# Start of Entries

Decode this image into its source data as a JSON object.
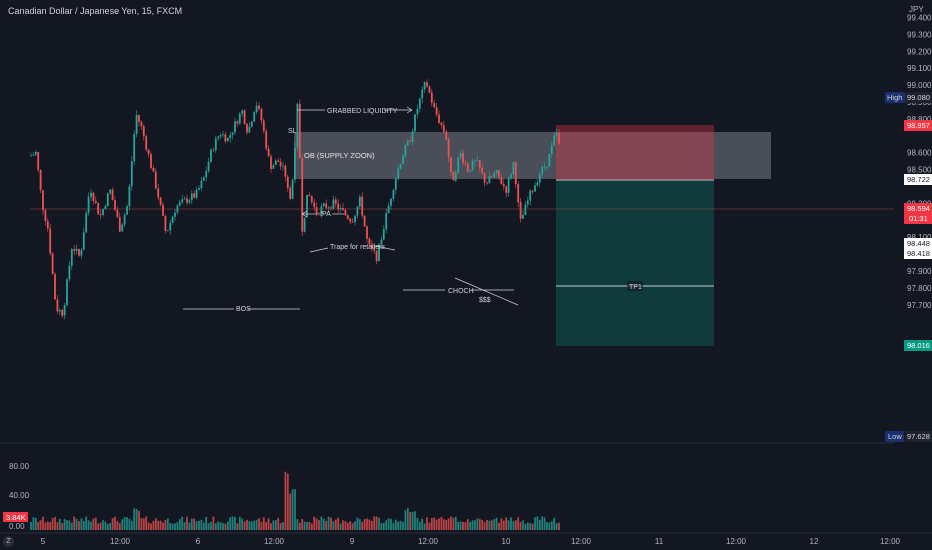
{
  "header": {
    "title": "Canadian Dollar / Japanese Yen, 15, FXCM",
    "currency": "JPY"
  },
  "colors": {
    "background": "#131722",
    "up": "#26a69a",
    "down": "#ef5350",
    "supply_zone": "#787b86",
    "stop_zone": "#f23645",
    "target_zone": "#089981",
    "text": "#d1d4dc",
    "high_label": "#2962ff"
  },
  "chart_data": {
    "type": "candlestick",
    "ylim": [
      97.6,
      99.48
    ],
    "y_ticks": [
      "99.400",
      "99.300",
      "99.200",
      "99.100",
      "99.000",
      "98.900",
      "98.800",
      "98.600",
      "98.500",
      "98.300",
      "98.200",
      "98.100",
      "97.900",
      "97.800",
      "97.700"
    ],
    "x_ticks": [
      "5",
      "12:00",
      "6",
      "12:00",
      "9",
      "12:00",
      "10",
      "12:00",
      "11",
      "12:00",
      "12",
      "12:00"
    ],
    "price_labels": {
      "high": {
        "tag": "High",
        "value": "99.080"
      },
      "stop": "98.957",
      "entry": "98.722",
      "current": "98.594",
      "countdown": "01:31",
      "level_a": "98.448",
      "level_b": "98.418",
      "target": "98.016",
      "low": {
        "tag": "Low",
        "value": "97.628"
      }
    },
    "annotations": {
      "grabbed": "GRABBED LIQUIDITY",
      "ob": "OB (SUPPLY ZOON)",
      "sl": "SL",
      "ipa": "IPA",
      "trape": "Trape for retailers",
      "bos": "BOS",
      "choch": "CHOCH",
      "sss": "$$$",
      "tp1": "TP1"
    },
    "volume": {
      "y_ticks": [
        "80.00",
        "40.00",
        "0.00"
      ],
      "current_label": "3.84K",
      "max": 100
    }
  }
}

# End of Entries

▸ Given problem
Copy every record character for character. Skip the pictures.

▸ In response
Decode this image into its source data as a JSON object.
{
  "header": {
    "title": "Canadian Dollar / Japanese Yen, 15, FXCM",
    "currency": "JPY"
  },
  "colors": {
    "background": "#131722",
    "up": "#26a69a",
    "down": "#ef5350",
    "supply_zone": "#787b86",
    "stop_zone": "#f23645",
    "target_zone": "#089981",
    "text": "#d1d4dc",
    "high_label": "#2962ff"
  },
  "chart_data": {
    "type": "candlestick",
    "ylim": [
      97.6,
      99.48
    ],
    "y_ticks": [
      "99.400",
      "99.300",
      "99.200",
      "99.100",
      "99.000",
      "98.900",
      "98.800",
      "98.600",
      "98.500",
      "98.300",
      "98.200",
      "98.100",
      "97.900",
      "97.800",
      "97.700"
    ],
    "x_ticks": [
      "5",
      "12:00",
      "6",
      "12:00",
      "9",
      "12:00",
      "10",
      "12:00",
      "11",
      "12:00",
      "12",
      "12:00"
    ],
    "price_labels": {
      "high": {
        "tag": "High",
        "value": "99.080"
      },
      "stop": "98.957",
      "entry": "98.722",
      "current": "98.594",
      "countdown": "01:31",
      "level_a": "98.448",
      "level_b": "98.418",
      "target": "98.016",
      "low": {
        "tag": "Low",
        "value": "97.628"
      }
    },
    "annotations": {
      "grabbed": "GRABBED LIQUIDITY",
      "ob": "OB (SUPPLY ZOON)",
      "sl": "SL",
      "ipa": "IPA",
      "trape": "Trape for retailers",
      "bos": "BOS",
      "choch": "CHOCH",
      "sss": "$$$",
      "tp1": "TP1"
    },
    "volume": {
      "y_ticks": [
        "80.00",
        "40.00",
        "0.00"
      ],
      "current_label": "3.84K",
      "max": 100
    }
  }
}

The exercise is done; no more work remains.